Vengono talmente bene che tra i sei vini top ben quattro vengono da questo territorio che, aggiungiamo noi, è adattissimo anche per le altre varietà coltivate in Friuli. In realtà l’Isonzo non ha bisogno di essere scoperto da noi, ma andando sempre più incontro ad annate “estreme” questo territorio assume sempre più importanza, soprattutto per vini di alto livello. Torniamo alle nostre malvasia, che nel 2017 riescono ad esprimersi con una buona grazia, che le renderà (mediamente) godibili per 3-4 anni.

Voto medio alla Malvasia 2017: 7.5

Uvaggi bianchi: un futuro da non vivere come il passato

Due temi per queste poche righe: il primo riguarda la qualità media dei vari uvaggi bianchi degustati e la “sveliamo subito”: è sicuramente buona ma confrontandola con i vini dei vitigni che vanno per la maggiore (friulano, sauvignon, pinot grigio, chardonnay) alla fine non è che ci sia questa grande differenza qualitativa.

____________

# DESCRIZIONE DEL COMPITO:
Ribatti per intero il testo sui vini friulani, senza cambiare nulla. L'elenco è materiale a sé, distinto dal testo sui vini friulani.

____________

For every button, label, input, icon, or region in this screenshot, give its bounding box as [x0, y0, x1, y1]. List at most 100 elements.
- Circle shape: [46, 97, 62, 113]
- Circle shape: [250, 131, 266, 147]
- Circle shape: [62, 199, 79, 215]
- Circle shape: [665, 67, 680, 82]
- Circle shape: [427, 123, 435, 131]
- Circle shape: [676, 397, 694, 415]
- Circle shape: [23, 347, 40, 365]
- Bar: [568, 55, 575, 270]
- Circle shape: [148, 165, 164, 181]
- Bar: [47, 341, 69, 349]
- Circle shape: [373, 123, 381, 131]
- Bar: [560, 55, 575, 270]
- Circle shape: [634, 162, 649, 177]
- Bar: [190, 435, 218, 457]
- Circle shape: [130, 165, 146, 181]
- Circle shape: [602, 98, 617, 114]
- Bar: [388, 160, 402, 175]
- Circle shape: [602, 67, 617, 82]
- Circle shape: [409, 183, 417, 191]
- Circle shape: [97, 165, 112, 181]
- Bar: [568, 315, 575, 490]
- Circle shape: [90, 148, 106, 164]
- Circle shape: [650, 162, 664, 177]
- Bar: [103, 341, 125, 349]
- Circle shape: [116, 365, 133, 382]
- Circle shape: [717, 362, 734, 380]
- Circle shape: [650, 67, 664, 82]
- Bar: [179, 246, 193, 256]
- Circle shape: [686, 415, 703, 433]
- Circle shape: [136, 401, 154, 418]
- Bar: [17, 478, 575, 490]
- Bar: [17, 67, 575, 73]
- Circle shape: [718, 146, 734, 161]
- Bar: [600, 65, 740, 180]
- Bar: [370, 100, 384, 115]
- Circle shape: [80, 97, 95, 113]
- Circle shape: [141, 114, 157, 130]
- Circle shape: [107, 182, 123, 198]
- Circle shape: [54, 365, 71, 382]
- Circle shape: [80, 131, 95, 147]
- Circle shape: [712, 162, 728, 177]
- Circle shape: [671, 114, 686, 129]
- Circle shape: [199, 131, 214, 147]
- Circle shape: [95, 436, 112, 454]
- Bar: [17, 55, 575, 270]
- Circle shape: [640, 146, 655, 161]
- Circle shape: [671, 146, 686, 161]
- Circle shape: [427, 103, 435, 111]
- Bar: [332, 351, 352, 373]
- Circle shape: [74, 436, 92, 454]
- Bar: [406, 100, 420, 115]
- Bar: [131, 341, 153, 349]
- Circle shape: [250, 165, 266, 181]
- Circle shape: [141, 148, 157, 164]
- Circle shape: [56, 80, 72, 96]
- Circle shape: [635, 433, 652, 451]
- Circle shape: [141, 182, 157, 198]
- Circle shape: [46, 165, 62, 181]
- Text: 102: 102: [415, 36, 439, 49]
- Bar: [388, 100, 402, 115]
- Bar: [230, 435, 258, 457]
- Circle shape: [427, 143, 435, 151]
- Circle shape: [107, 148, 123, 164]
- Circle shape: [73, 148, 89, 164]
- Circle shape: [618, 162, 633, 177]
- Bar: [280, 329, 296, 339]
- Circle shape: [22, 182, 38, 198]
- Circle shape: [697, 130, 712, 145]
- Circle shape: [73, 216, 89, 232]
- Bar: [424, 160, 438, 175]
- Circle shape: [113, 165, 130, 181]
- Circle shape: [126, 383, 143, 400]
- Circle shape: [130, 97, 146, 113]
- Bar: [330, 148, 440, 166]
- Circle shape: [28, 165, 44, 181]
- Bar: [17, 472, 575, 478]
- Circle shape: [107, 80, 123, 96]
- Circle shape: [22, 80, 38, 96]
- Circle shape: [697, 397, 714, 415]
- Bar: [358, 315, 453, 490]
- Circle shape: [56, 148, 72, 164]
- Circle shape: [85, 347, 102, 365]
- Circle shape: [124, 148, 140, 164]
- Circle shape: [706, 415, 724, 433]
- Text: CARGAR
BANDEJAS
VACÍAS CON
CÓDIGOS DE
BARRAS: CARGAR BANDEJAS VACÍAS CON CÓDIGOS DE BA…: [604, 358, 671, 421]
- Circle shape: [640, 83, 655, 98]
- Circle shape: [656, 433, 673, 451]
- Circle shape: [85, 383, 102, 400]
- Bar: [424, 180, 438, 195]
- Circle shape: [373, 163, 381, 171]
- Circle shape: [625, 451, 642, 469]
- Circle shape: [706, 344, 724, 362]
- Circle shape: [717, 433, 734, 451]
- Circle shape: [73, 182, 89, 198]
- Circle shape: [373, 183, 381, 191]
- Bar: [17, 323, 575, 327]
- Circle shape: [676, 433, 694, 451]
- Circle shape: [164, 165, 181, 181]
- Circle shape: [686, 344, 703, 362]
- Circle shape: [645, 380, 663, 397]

____________

# SOLUZIONE PROPOSTA:
Vengono talmente bene che tra i sei vini top ben quattro vengono da questo territorio che, aggiungiamo noi, è adattissimo anche per le altre varietà coltivate in Friuli. In realtà l’Isonzo non ha bisogno di essere scoperto da noi, ma andando sempre più incontro ad annate “estreme” questo territorio assume sempre più importanza, soprattutto per vini di alto livello. Torniamo alle nostre malvasia, che nel 2017 riescono ad esprimersi con una buona grazia, che le renderà (mediamente) godibili per 3-4 anni.

Voto medio alla Malvasia 2017: 7.5

Uvaggi bianchi: un futuro da non vivere come il passato

Due temi per queste poche righe: il primo riguarda la qualità media dei vari uvaggi bianchi degustati e la “sveliamo subito”: è sicuramente buona ma confrontandola con i vini dei vitigni che vanno per la maggiore (friulano, sauvignon, pinot grigio, chardonnay) alla fine non è che ci sia questa grande differenza qualitativa.